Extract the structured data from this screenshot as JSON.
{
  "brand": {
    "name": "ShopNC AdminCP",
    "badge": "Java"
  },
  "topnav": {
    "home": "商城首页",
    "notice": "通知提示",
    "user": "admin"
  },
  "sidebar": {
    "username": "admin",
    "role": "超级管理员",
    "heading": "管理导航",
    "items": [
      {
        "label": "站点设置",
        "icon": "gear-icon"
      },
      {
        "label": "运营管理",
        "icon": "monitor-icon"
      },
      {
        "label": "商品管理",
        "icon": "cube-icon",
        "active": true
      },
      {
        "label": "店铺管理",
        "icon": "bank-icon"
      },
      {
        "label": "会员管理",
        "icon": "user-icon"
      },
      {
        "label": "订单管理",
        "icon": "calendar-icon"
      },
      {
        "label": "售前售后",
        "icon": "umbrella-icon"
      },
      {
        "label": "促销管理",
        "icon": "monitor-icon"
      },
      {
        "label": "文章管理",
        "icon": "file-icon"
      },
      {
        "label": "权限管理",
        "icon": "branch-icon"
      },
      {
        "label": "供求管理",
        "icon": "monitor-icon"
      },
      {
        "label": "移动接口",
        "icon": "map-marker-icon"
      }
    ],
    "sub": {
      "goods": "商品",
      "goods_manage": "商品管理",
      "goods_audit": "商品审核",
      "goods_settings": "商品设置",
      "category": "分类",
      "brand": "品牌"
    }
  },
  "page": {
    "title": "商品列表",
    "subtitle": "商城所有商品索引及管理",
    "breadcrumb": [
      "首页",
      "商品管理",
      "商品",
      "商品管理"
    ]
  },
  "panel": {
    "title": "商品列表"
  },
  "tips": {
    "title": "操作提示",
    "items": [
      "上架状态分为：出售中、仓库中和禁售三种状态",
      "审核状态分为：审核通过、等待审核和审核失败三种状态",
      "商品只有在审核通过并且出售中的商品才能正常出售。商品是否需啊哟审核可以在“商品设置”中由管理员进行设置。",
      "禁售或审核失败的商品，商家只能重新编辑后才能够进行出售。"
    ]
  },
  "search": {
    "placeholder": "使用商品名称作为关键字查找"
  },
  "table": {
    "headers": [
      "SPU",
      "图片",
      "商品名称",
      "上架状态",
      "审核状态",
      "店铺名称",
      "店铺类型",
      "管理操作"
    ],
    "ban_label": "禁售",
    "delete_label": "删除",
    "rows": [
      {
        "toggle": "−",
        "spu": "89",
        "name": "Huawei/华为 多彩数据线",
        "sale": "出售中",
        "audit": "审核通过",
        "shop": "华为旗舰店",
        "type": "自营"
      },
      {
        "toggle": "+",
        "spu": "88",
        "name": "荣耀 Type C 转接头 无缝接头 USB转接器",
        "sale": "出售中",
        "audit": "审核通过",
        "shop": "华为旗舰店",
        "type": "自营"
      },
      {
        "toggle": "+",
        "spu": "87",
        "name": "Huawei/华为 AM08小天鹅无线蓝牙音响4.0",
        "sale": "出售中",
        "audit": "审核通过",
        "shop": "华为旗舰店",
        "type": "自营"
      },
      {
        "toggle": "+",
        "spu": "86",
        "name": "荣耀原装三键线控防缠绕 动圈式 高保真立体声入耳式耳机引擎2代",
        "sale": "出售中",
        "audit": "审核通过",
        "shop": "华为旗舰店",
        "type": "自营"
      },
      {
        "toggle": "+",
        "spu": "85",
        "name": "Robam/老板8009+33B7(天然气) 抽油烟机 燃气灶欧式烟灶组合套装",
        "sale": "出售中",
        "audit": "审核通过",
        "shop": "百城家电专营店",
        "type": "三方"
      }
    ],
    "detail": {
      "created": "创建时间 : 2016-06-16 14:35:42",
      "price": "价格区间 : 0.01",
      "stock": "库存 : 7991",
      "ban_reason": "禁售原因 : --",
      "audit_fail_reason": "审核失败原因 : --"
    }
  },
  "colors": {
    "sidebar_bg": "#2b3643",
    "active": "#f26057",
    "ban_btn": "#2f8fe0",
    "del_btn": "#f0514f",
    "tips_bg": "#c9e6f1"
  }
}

_ _ _

§ Task requirements
Copy the material above back out, exactly as written.

§ Task result
Extract the structured data from this screenshot as JSON.
{
  "brand": {
    "name": "ShopNC AdminCP",
    "badge": "Java"
  },
  "topnav": {
    "home": "商城首页",
    "notice": "通知提示",
    "user": "admin"
  },
  "sidebar": {
    "username": "admin",
    "role": "超级管理员",
    "heading": "管理导航",
    "items": [
      {
        "label": "站点设置",
        "icon": "gear-icon"
      },
      {
        "label": "运营管理",
        "icon": "monitor-icon"
      },
      {
        "label": "商品管理",
        "icon": "cube-icon",
        "active": true
      },
      {
        "label": "店铺管理",
        "icon": "bank-icon"
      },
      {
        "label": "会员管理",
        "icon": "user-icon"
      },
      {
        "label": "订单管理",
        "icon": "calendar-icon"
      },
      {
        "label": "售前售后",
        "icon": "umbrella-icon"
      },
      {
        "label": "促销管理",
        "icon": "monitor-icon"
      },
      {
        "label": "文章管理",
        "icon": "file-icon"
      },
      {
        "label": "权限管理",
        "icon": "branch-icon"
      },
      {
        "label": "供求管理",
        "icon": "monitor-icon"
      },
      {
        "label": "移动接口",
        "icon": "map-marker-icon"
      }
    ],
    "sub": {
      "goods": "商品",
      "goods_manage": "商品管理",
      "goods_audit": "商品审核",
      "goods_settings": "商品设置",
      "category": "分类",
      "brand": "品牌"
    }
  },
  "page": {
    "title": "商品列表",
    "subtitle": "商城所有商品索引及管理",
    "breadcrumb": [
      "首页",
      "商品管理",
      "商品",
      "商品管理"
    ]
  },
  "panel": {
    "title": "商品列表"
  },
  "tips": {
    "title": "操作提示",
    "items": [
      "上架状态分为：出售中、仓库中和禁售三种状态",
      "审核状态分为：审核通过、等待审核和审核失败三种状态",
      "商品只有在审核通过并且出售中的商品才能正常出售。商品是否需啊哟审核可以在“商品设置”中由管理员进行设置。",
      "禁售或审核失败的商品，商家只能重新编辑后才能够进行出售。"
    ]
  },
  "search": {
    "placeholder": "使用商品名称作为关键字查找"
  },
  "table": {
    "headers": [
      "SPU",
      "图片",
      "商品名称",
      "上架状态",
      "审核状态",
      "店铺名称",
      "店铺类型",
      "管理操作"
    ],
    "ban_label": "禁售",
    "delete_label": "删除",
    "rows": [
      {
        "toggle": "−",
        "spu": "89",
        "name": "Huawei/华为 多彩数据线",
        "sale": "出售中",
        "audit": "审核通过",
        "shop": "华为旗舰店",
        "type": "自营"
      },
      {
        "toggle": "+",
        "spu": "88",
        "name": "荣耀 Type C 转接头 无缝接头 USB转接器",
        "sale": "出售中",
        "audit": "审核通过",
        "shop": "华为旗舰店",
        "type": "自营"
      },
      {
        "toggle": "+",
        "spu": "87",
        "name": "Huawei/华为 AM08小天鹅无线蓝牙音响4.0",
        "sale": "出售中",
        "audit": "审核通过",
        "shop": "华为旗舰店",
        "type": "自营"
      },
      {
        "toggle": "+",
        "spu": "86",
        "name": "荣耀原装三键线控防缠绕 动圈式 高保真立体声入耳式耳机引擎2代",
        "sale": "出售中",
        "audit": "审核通过",
        "shop": "华为旗舰店",
        "type": "自营"
      },
      {
        "toggle": "+",
        "spu": "85",
        "name": "Robam/老板8009+33B7(天然气) 抽油烟机 燃气灶欧式烟灶组合套装",
        "sale": "出售中",
        "audit": "审核通过",
        "shop": "百城家电专营店",
        "type": "三方"
      }
    ],
    "detail": {
      "created": "创建时间 : 2016-06-16 14:35:42",
      "price": "价格区间 : 0.01",
      "stock": "库存 : 7991",
      "ban_reason": "禁售原因 : --",
      "audit_fail_reason": "审核失败原因 : --"
    }
  },
  "colors": {
    "sidebar_bg": "#2b3643",
    "active": "#f26057",
    "ban_btn": "#2f8fe0",
    "del_btn": "#f0514f",
    "tips_bg": "#c9e6f1"
  }
}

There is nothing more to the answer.